> [Given problem]
Copy each line with the word "ＸＸＸＸ円" in it.

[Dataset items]

┄┄┄┄┄┄┄┄┄┄

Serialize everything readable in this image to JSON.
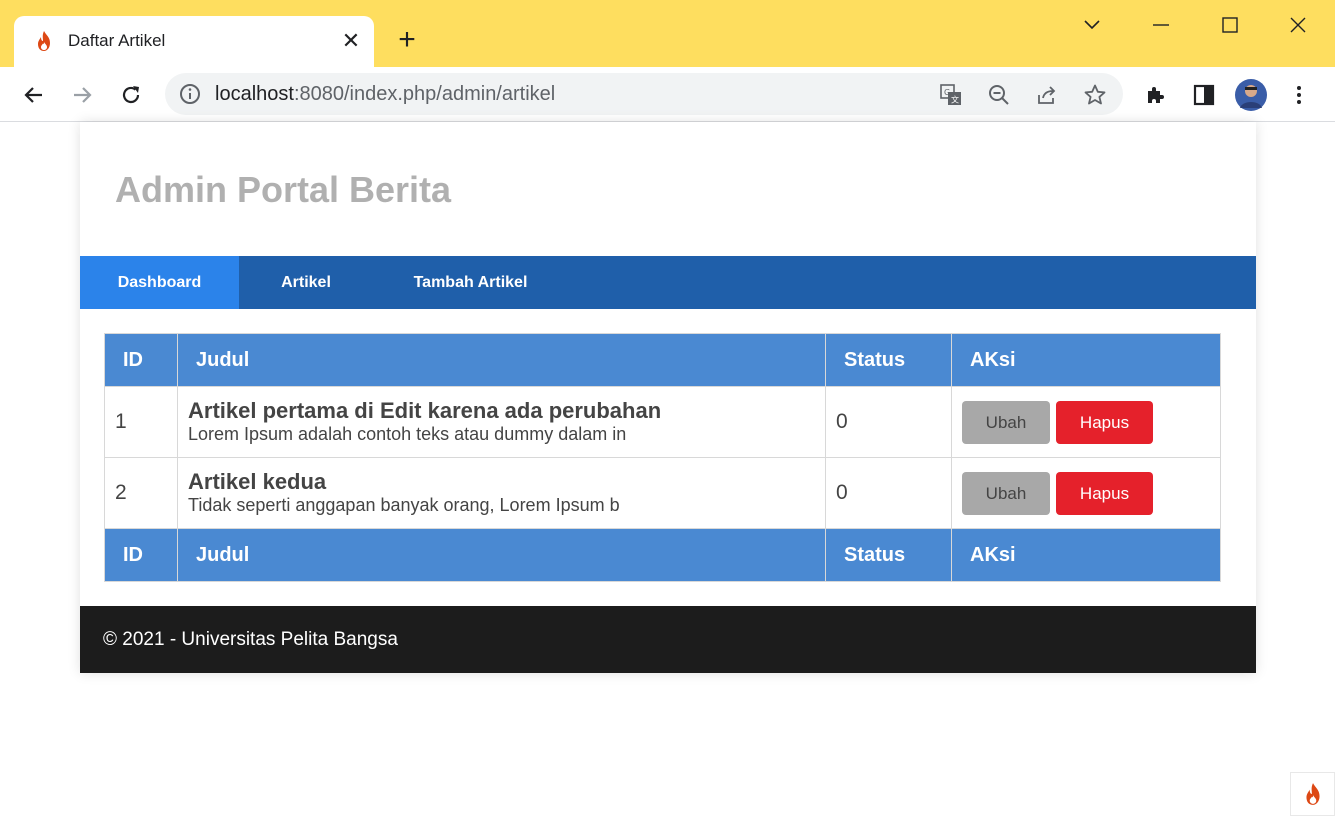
{
  "browser": {
    "tab_title": "Daftar Artikel",
    "new_tab_label": "+",
    "url_host": "localhost",
    "url_path": ":8080/index.php/admin/artikel"
  },
  "page": {
    "site_title": "Admin Portal Berita",
    "nav": [
      {
        "label": "Dashboard",
        "active": true
      },
      {
        "label": "Artikel",
        "active": false
      },
      {
        "label": "Tambah Artikel",
        "active": false
      }
    ],
    "table": {
      "headers": [
        "ID",
        "Judul",
        "Status",
        "AKsi"
      ],
      "rows": [
        {
          "id": "1",
          "judul": "Artikel pertama di Edit karena ada perubahan",
          "excerpt": "Lorem Ipsum adalah contoh teks atau dummy dalam in",
          "status": "0",
          "ubah": "Ubah",
          "hapus": "Hapus"
        },
        {
          "id": "2",
          "judul": "Artikel kedua",
          "excerpt": "Tidak seperti anggapan banyak orang, Lorem Ipsum b",
          "status": "0",
          "ubah": "Ubah",
          "hapus": "Hapus"
        }
      ]
    },
    "footer": "© 2021 - Universitas Pelita Bangsa"
  },
  "colors": {
    "titlebar": "#fede5f",
    "nav": "#1f5faa",
    "nav_active": "#2b83ea",
    "table_header": "#4a89d2",
    "hapus": "#e5212b",
    "ubah": "#a8a8a8",
    "footer": "#1c1c1c"
  }
}
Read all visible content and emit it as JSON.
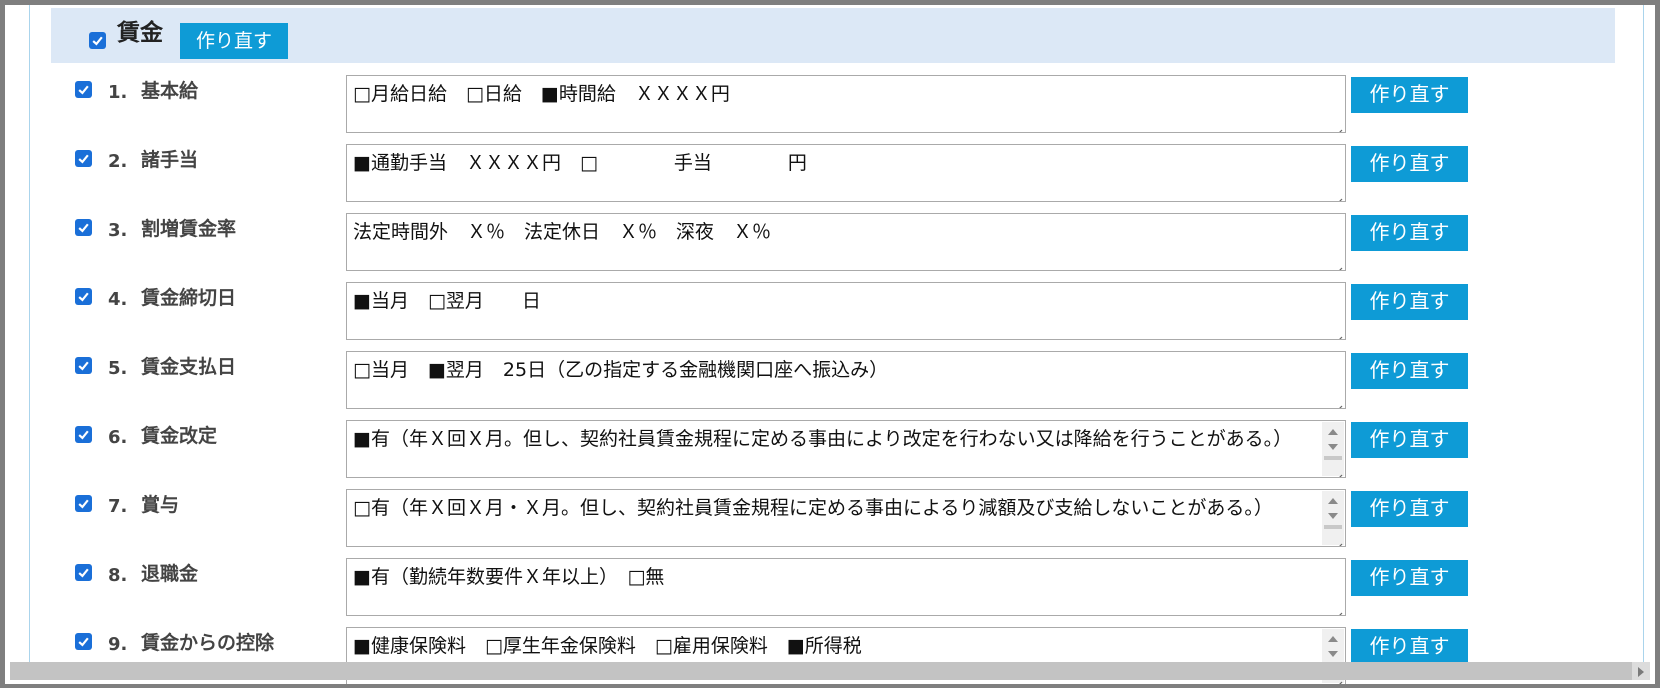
{
  "section": {
    "title": "賃金",
    "checked": true,
    "rebuild_label": "作り直す"
  },
  "rows": [
    {
      "num": "1.",
      "label": "基本給",
      "checked": true,
      "text": "□月給日給　□日給　■時間給　ＸＸＸＸ円",
      "scroll": false,
      "rebuild_label": "作り直す"
    },
    {
      "num": "2.",
      "label": "諸手当",
      "checked": true,
      "text": "■通勤手当　ＸＸＸＸ円　□　　　　手当　　　　円",
      "scroll": false,
      "rebuild_label": "作り直す"
    },
    {
      "num": "3.",
      "label": "割増賃金率",
      "checked": true,
      "text": "法定時間外　Ｘ％　法定休日　Ｘ％　深夜　Ｘ％",
      "scroll": false,
      "rebuild_label": "作り直す"
    },
    {
      "num": "4.",
      "label": "賃金締切日",
      "checked": true,
      "text": "■当月　□翌月　　日",
      "scroll": false,
      "rebuild_label": "作り直す"
    },
    {
      "num": "5.",
      "label": "賃金支払日",
      "checked": true,
      "text": "□当月　■翌月　25日（乙の指定する金融機関口座へ振込み）",
      "scroll": false,
      "rebuild_label": "作り直す"
    },
    {
      "num": "6.",
      "label": "賃金改定",
      "checked": true,
      "text": "■有（年Ｘ回Ｘ月。但し、契約社員賃金規程に定める事由により改定を行わない又は降給を行うことがある。）",
      "scroll": true,
      "rebuild_label": "作り直す"
    },
    {
      "num": "7.",
      "label": "賞与",
      "checked": true,
      "text": "□有（年Ｘ回Ｘ月・Ｘ月。但し、契約社員賃金規程に定める事由によるり減額及び支給しないことがある。）",
      "scroll": true,
      "rebuild_label": "作り直す"
    },
    {
      "num": "8.",
      "label": "退職金",
      "checked": true,
      "text": "■有（勤続年数要件Ｘ年以上）　□無",
      "scroll": false,
      "rebuild_label": "作り直す"
    },
    {
      "num": "9.",
      "label": "賃金からの控除",
      "checked": true,
      "text": "■健康保険料　□厚生年金保険料　□雇用保険料　■所得税",
      "scroll": true,
      "rebuild_label": "作り直す"
    }
  ]
}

┄┄┄┄┄┄┄┄┄┄

> [The answer]
      "text": "□月給日給　□日給　■時間給　ＸＸＸＸ円",
      "text": "■通勤手当　ＸＸＸＸ円　□　　　　手当　　　　円",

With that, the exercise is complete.